>> Start

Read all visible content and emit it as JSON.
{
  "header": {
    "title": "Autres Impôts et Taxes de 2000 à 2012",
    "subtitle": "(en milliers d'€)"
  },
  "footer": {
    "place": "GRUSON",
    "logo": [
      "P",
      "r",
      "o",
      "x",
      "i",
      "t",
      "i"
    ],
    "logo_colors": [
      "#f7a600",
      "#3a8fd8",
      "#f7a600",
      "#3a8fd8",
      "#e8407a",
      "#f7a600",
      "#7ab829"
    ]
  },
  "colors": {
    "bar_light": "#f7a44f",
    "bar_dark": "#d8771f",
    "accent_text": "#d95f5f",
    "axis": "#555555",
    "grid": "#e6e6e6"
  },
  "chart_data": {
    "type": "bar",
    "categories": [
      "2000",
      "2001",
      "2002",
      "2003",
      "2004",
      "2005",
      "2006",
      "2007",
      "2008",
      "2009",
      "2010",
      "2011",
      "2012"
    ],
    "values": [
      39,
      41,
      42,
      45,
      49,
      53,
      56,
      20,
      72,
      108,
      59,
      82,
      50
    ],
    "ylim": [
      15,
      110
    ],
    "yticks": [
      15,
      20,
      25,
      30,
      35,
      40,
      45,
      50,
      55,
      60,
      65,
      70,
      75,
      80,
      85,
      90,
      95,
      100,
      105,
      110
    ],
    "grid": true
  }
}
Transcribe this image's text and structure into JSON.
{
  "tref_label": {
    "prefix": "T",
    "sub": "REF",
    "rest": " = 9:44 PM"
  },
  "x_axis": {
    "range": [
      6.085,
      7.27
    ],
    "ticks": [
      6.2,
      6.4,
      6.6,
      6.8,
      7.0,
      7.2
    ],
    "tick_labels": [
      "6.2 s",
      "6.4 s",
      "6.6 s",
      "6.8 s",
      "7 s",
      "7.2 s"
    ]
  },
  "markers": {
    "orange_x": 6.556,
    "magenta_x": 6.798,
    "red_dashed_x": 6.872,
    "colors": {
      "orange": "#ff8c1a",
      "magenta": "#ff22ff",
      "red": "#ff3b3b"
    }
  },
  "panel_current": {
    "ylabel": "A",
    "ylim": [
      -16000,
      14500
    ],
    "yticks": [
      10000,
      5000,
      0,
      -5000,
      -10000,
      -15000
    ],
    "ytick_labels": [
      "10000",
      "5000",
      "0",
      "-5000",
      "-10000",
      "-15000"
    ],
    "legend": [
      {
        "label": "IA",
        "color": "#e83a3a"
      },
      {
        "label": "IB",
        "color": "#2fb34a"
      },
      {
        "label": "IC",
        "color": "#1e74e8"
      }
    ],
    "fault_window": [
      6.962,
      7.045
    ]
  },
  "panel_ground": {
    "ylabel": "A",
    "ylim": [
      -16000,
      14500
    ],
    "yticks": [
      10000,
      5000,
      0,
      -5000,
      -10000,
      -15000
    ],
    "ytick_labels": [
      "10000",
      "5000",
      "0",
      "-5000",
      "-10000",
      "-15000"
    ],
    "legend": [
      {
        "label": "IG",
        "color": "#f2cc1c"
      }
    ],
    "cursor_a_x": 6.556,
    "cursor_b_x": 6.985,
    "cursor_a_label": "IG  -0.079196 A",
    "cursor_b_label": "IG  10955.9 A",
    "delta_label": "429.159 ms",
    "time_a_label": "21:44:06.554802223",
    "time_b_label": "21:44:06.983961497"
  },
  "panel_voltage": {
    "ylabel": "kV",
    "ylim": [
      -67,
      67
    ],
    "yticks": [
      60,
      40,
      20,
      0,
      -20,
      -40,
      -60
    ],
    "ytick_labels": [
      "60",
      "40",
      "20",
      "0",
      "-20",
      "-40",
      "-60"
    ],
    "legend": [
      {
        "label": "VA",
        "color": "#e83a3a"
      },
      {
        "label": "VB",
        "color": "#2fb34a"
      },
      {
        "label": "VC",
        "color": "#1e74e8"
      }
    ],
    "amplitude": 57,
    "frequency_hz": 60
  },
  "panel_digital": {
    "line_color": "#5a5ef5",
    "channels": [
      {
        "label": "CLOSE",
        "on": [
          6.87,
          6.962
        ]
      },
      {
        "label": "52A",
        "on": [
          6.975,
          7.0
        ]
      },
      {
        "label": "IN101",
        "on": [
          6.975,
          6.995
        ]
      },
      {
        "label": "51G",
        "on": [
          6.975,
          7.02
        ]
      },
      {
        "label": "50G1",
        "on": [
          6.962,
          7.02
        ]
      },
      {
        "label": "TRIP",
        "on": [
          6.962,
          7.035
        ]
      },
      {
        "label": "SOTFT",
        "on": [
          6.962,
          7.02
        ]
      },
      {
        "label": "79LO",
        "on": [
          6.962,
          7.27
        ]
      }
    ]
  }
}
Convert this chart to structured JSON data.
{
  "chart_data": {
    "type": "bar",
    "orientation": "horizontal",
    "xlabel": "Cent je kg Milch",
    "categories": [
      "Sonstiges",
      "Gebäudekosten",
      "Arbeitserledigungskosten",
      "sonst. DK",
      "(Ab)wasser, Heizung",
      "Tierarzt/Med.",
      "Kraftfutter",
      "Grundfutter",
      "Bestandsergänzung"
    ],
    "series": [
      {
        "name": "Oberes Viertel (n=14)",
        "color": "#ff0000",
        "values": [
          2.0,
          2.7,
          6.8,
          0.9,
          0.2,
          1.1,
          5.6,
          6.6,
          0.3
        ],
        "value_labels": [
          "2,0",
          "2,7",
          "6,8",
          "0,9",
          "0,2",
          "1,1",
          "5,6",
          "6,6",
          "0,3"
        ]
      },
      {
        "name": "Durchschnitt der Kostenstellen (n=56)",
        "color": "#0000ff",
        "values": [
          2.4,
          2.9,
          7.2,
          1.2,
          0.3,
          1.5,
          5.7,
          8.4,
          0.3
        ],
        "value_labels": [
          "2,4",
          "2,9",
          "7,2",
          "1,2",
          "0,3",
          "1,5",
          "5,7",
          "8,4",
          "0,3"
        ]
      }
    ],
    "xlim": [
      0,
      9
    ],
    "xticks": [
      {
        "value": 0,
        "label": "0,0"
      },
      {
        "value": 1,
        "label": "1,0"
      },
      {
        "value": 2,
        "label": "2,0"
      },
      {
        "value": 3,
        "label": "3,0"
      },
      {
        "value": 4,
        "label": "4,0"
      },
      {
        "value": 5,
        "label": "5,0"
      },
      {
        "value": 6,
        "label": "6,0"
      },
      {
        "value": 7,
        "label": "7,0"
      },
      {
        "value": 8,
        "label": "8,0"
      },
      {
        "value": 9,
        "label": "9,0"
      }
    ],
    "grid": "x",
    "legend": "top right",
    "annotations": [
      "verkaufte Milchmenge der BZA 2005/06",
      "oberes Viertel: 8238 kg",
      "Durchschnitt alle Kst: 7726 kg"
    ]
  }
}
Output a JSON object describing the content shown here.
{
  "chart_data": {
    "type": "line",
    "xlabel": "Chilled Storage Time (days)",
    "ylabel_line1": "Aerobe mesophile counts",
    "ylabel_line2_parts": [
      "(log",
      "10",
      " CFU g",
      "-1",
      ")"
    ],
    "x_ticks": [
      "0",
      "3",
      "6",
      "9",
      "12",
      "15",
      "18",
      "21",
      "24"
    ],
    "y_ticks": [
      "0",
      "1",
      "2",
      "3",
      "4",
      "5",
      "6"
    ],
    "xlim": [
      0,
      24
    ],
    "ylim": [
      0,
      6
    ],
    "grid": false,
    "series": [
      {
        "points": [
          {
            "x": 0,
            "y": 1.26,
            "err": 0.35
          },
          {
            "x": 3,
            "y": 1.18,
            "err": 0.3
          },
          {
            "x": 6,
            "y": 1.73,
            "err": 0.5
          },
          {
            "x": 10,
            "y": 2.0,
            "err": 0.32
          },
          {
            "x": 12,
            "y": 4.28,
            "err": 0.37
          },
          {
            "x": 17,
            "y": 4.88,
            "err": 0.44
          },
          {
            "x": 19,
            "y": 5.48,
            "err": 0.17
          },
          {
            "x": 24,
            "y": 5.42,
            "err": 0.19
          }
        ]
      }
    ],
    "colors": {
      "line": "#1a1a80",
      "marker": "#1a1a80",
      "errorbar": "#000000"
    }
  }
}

>> End

In the entries above, find lines with "grid" and copy each.

    "grid": "#e6e6e6"
    "grid": true
    "grid": "x",
    "grid": false,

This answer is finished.